[Dataset entries on figures]
════
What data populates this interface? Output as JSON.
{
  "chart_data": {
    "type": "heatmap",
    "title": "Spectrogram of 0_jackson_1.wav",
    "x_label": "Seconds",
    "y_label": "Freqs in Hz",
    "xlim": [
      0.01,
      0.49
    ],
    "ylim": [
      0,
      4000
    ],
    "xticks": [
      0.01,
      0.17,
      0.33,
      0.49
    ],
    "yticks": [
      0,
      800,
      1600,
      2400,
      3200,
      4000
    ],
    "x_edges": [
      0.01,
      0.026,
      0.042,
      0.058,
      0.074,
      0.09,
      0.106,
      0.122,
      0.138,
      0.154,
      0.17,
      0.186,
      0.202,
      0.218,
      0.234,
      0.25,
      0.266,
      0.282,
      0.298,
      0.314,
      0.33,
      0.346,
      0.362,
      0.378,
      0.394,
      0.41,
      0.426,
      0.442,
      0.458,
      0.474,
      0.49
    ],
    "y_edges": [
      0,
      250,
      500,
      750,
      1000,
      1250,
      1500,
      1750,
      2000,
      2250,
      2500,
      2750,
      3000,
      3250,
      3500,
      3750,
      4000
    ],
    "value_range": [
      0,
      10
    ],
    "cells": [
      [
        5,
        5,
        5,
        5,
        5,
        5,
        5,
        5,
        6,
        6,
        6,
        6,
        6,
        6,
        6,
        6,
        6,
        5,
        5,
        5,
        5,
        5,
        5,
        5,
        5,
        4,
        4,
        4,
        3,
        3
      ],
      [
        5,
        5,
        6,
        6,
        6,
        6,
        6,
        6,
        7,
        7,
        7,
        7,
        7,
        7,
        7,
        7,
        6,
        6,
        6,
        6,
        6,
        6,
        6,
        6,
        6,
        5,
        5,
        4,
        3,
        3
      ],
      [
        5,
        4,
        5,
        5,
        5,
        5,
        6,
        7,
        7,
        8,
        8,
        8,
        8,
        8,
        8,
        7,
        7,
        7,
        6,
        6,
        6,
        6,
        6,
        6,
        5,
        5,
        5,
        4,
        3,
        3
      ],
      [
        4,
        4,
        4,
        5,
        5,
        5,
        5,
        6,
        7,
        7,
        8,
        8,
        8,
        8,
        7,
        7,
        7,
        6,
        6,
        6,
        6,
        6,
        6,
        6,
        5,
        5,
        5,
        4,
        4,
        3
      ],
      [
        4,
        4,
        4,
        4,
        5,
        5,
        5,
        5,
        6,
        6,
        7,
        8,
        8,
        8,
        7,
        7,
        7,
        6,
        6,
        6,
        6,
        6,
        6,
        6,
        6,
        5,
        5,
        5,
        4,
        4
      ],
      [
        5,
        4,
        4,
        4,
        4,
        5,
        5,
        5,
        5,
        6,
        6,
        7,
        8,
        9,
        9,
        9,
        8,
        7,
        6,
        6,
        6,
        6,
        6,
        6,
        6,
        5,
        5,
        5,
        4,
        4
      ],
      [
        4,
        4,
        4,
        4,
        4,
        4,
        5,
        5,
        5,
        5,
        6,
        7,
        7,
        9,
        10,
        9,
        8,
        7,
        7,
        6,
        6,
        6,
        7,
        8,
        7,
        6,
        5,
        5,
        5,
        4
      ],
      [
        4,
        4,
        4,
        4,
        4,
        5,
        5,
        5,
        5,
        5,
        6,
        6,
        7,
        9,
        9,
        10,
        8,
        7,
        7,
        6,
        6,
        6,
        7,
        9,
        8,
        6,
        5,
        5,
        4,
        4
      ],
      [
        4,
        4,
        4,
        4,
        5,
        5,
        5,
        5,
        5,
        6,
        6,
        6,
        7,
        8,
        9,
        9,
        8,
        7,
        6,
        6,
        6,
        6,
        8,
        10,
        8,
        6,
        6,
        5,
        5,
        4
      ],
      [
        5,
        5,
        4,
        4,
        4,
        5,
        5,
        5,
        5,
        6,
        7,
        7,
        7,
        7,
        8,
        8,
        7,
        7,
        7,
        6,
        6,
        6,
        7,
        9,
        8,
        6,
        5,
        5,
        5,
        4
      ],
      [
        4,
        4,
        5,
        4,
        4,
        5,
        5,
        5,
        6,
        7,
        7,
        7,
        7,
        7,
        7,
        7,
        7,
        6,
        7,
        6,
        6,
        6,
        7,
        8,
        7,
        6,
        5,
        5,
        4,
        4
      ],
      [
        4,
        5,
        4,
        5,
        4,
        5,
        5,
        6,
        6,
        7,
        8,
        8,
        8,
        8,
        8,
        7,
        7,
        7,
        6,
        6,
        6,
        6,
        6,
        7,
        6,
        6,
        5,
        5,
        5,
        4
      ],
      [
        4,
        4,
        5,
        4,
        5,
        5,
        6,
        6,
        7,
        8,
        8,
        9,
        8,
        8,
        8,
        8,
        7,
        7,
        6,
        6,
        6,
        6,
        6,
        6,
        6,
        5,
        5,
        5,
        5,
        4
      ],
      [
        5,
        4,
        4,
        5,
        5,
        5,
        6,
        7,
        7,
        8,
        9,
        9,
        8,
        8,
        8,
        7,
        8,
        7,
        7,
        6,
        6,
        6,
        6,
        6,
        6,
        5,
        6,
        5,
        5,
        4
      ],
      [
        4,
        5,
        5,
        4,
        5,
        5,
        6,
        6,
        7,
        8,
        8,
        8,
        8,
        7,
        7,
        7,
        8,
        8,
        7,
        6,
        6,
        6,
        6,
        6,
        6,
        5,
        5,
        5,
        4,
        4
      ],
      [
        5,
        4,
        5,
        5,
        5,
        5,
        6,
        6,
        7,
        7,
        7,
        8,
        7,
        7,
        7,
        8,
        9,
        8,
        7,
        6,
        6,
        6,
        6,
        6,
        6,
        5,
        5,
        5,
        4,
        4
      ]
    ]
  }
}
════
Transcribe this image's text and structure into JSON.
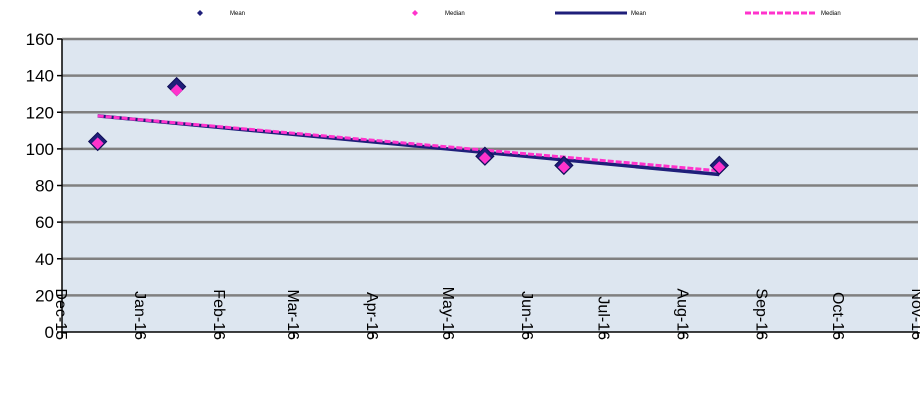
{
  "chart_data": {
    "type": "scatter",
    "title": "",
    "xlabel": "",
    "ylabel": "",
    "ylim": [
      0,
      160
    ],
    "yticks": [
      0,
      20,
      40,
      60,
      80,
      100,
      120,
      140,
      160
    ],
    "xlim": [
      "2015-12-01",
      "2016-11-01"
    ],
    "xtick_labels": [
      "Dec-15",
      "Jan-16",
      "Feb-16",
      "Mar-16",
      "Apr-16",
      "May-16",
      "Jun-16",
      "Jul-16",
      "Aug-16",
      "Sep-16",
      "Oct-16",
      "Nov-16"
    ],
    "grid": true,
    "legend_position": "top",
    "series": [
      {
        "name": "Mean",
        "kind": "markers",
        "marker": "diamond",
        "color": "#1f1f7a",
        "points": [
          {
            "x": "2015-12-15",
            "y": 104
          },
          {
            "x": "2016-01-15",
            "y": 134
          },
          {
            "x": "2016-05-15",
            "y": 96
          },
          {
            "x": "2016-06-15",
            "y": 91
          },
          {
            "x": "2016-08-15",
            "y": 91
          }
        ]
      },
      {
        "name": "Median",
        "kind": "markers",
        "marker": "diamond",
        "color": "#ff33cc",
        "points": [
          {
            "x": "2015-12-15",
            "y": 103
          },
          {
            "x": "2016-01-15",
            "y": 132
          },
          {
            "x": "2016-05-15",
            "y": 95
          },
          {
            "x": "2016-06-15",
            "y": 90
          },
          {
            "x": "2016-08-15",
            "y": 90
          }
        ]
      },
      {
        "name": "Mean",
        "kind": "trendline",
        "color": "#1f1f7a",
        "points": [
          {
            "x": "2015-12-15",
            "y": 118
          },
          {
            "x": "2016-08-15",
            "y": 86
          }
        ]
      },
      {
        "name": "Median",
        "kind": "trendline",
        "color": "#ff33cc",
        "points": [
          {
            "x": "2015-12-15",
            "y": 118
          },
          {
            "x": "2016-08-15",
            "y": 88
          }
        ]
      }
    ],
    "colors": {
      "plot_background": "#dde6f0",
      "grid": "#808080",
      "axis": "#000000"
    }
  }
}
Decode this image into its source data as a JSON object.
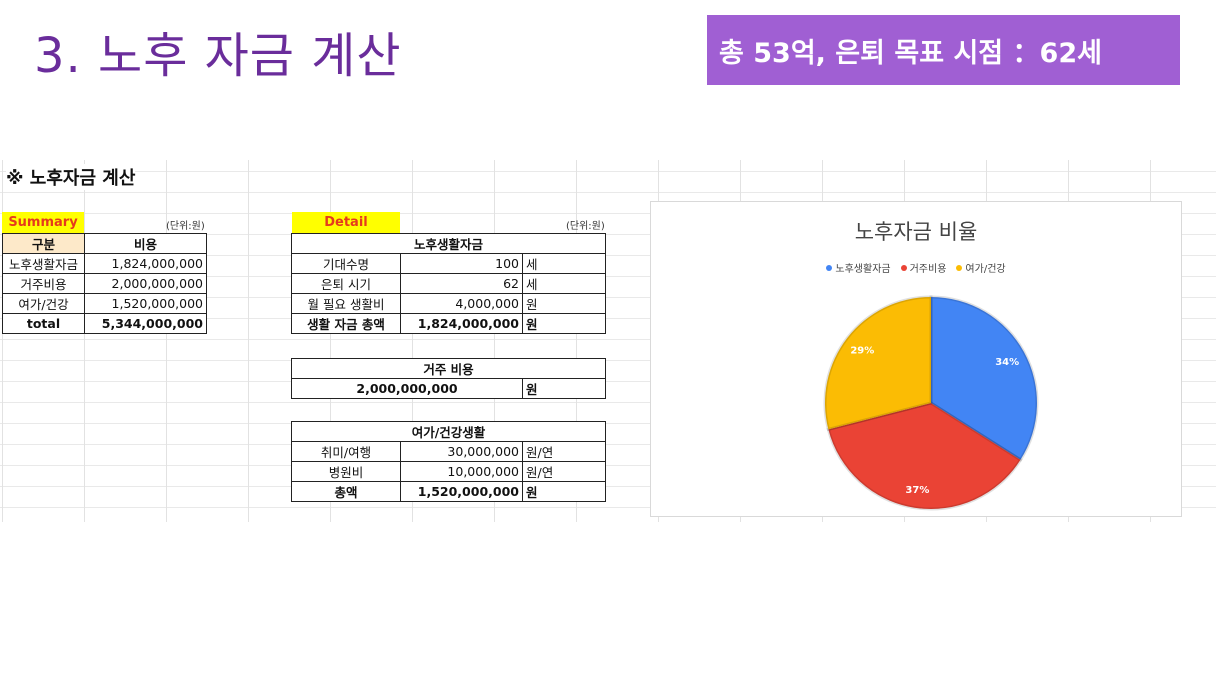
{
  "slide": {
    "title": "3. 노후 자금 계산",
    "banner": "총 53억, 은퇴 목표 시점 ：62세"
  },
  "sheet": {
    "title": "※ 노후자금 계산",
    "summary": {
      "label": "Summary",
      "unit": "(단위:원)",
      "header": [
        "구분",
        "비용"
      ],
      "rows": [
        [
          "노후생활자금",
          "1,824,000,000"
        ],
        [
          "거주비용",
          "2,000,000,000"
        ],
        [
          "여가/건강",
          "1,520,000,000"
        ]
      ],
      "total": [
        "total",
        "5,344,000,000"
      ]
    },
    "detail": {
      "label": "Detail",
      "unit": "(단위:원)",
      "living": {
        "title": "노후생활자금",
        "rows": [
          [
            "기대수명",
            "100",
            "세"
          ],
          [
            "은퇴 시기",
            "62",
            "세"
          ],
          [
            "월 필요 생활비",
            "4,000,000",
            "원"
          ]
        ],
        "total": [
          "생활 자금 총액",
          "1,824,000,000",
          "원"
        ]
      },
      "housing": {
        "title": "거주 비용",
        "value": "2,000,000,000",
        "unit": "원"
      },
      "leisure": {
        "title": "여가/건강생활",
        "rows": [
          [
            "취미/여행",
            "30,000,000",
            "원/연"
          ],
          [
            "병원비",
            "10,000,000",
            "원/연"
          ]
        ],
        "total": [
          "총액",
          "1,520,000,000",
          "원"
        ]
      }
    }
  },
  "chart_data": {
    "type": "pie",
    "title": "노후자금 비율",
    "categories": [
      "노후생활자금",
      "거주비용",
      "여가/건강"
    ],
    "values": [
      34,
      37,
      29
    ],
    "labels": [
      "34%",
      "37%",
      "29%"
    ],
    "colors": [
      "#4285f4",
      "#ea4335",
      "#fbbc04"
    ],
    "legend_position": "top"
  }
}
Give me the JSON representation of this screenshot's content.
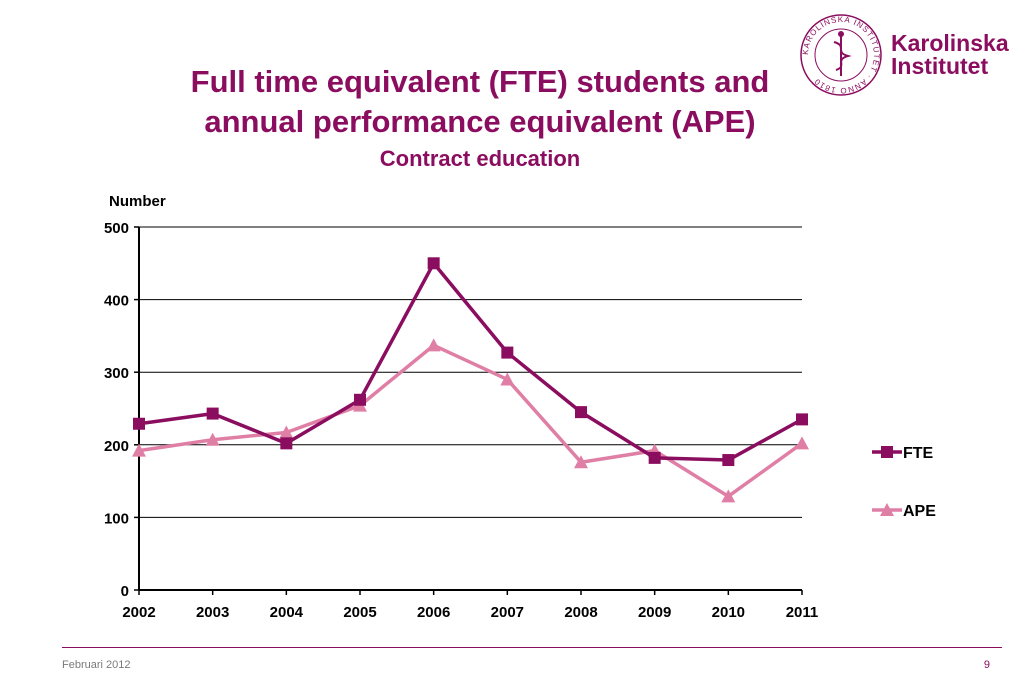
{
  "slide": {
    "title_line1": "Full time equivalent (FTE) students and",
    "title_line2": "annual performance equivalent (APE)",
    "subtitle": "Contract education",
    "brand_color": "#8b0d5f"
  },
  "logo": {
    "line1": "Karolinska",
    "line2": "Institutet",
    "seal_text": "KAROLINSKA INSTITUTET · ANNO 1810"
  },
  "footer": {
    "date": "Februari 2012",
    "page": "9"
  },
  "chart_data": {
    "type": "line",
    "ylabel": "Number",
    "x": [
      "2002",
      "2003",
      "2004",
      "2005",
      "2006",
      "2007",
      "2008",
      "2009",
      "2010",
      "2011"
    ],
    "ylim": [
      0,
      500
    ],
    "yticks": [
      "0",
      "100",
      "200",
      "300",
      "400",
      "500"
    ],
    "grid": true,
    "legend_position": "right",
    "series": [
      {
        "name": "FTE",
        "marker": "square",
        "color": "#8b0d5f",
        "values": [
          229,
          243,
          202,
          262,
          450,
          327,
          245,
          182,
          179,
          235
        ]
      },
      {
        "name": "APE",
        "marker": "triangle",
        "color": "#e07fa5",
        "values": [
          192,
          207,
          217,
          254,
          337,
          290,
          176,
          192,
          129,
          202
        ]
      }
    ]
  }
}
════
**What you need to do**.
Extract all lines of the records above that include "type".

**Reply**.
    "type": "heatmap",
    "type": "scatter",
    "type": "pie",
    "type": "line",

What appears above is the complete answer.